**Data for this exercise**

※

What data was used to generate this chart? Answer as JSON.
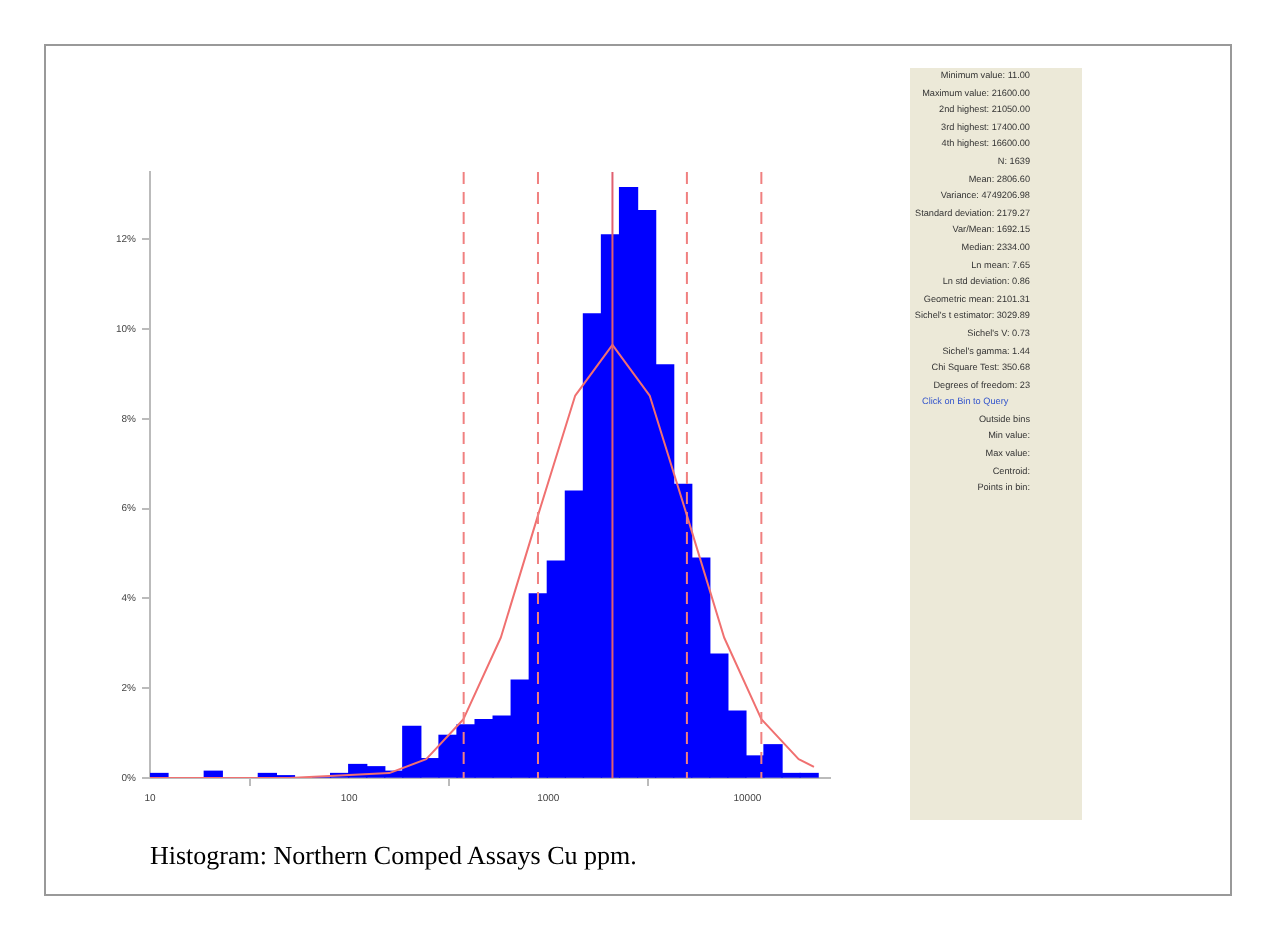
{
  "chart_data": {
    "type": "histogram",
    "bins": [
      10,
      12.3,
      15.2,
      18.7,
      23.1,
      28.4,
      35,
      43.1,
      53.2,
      65.5,
      80.7,
      99.5,
      122.6,
      151,
      186,
      229,
      283,
      348,
      429,
      529,
      651,
      803,
      989,
      1219,
      1502,
      1850,
      2280,
      2810,
      3462,
      4266,
      5256,
      6477,
      7981,
      9834,
      12117,
      14931,
      18398,
      22670
    ],
    "series": [
      {
        "color": "#0000ff",
        "values": [
          0.1,
          0,
          0,
          0.15,
          0,
          0,
          0.1,
          0.05,
          null,
          0,
          0.1,
          0.3,
          0.25,
          0.15,
          1.15,
          0.43,
          0.95,
          1.18,
          1.3,
          1.38,
          2.18,
          4.1,
          4.83,
          6.39,
          10.34,
          12.1,
          13.15,
          12.64,
          9.2,
          6.54,
          4.9,
          2.76,
          1.49,
          0.49,
          0.74,
          0.1,
          0.1
        ]
      },
      {
        "type": "line",
        "color": "#f07070",
        "x": [
          10,
          50,
          159,
          244,
          375,
          578,
          888,
          1366,
          2101,
          3231,
          4970,
          7643,
          11755,
          18081,
          21600
        ],
        "values": [
          0,
          0,
          0.11,
          0.42,
          1.31,
          3.13,
          5.85,
          8.52,
          9.65,
          8.52,
          5.85,
          3.13,
          1.31,
          0.42,
          0.25
        ]
      }
    ],
    "log": "x",
    "xlim": [
      10,
      26000
    ],
    "xticks": [
      10,
      100,
      1000,
      10000
    ],
    "ylim": [
      0,
      13.5
    ],
    "yticks": [
      {
        "value": 0,
        "label": "0%"
      },
      {
        "value": 2,
        "label": "2%"
      },
      {
        "value": 4,
        "label": "4%"
      },
      {
        "value": 6,
        "label": "6%"
      },
      {
        "value": 8,
        "label": "8%"
      },
      {
        "value": 10,
        "label": "10%"
      },
      {
        "value": 12,
        "label": "12%"
      }
    ],
    "grid": false,
    "legend": false,
    "marker": "none",
    "ref_lines": [
      {
        "axis": "x",
        "value": 376,
        "color": "#f08080",
        "line_style": "dashed"
      },
      {
        "axis": "x",
        "value": 888,
        "color": "#f08080",
        "line_style": "dashed"
      },
      {
        "axis": "x",
        "value": 2101,
        "color": "#e06070",
        "line_style": "solid"
      },
      {
        "axis": "x",
        "value": 4970,
        "color": "#f08080",
        "line_style": "dashed"
      },
      {
        "axis": "x",
        "value": 11755,
        "color": "#f08080",
        "line_style": "dashed"
      }
    ],
    "annotations": [
      "Minimum value: 11.00",
      "Maximum value: 21600.00",
      "2nd highest: 21050.00",
      "3rd highest: 17400.00",
      "4th highest: 16600.00",
      "N: 1639",
      "Mean: 2806.60",
      "Variance: 4749206.98",
      "Standard deviation: 2179.27",
      "Var/Mean: 1692.15",
      "Median: 2334.00",
      "Ln mean: 7.65",
      "Ln std deviation: 0.86",
      "Geometric mean: 2101.31",
      "Sichel's t estimator: 3029.89",
      "Sichel's V: 0.73",
      "Sichel's gamma: 1.44",
      "Chi Square Test: 350.68",
      "Degrees of freedom: 23",
      "Click on Bin to Query",
      "Outside bins",
      "Min value:",
      "Max value:",
      "Centroid:",
      "Points in bin:",
      "Histogram: Northern Comped Assays Cu ppm."
    ]
  }
}
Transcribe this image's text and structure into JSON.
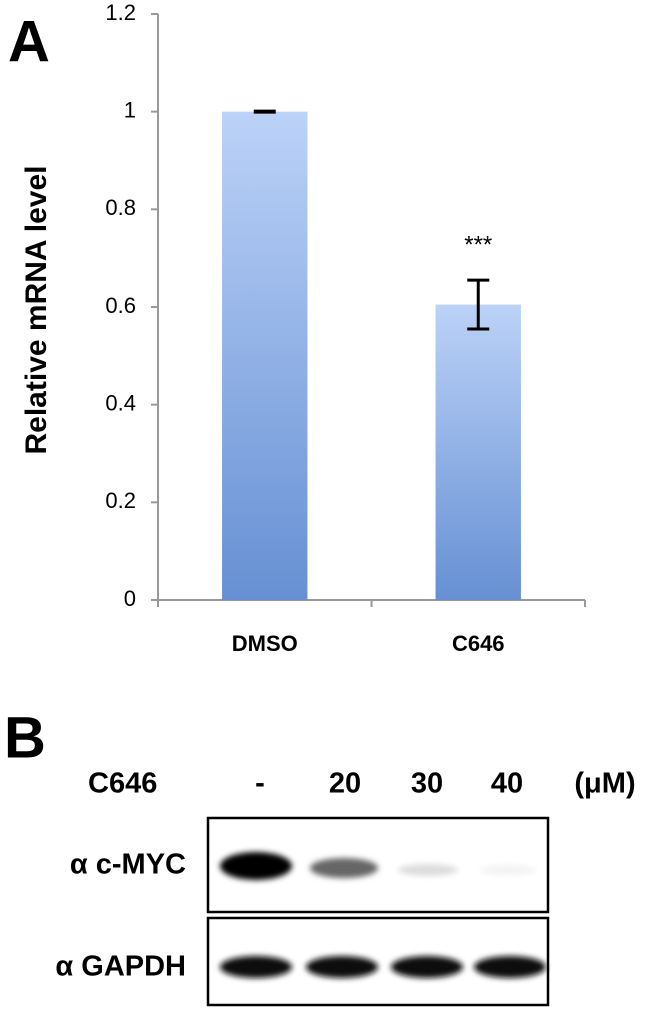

※

**Exercise prompt**
Go through the records above and return every line that holds the string "label".

**Answer box**
        "label": "0%"
        "label": "2%"
        "label": "4%"
        "label": "6%"
        "label": "8%"
        "label": "10%"
        "label": "12%"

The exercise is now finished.